## [STATED TASK]
Determine how many lines below hold the string "Penyakit". Reply with the number alone.

## [MATERIAL PROVIDED]
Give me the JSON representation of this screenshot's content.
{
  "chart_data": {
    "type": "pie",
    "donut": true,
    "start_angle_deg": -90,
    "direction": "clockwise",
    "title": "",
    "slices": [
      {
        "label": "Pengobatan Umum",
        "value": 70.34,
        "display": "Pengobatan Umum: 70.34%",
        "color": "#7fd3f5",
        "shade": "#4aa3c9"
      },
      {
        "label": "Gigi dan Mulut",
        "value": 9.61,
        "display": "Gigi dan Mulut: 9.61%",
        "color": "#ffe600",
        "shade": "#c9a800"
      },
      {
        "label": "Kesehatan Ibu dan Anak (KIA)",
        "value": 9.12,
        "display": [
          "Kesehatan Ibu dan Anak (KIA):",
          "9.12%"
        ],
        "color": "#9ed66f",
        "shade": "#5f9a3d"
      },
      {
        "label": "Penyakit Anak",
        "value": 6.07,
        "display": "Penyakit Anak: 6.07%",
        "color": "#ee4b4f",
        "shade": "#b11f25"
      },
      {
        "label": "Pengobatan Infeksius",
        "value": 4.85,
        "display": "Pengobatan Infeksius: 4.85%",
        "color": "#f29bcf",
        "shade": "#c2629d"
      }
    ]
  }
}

## [EXERCISE RESULT]
2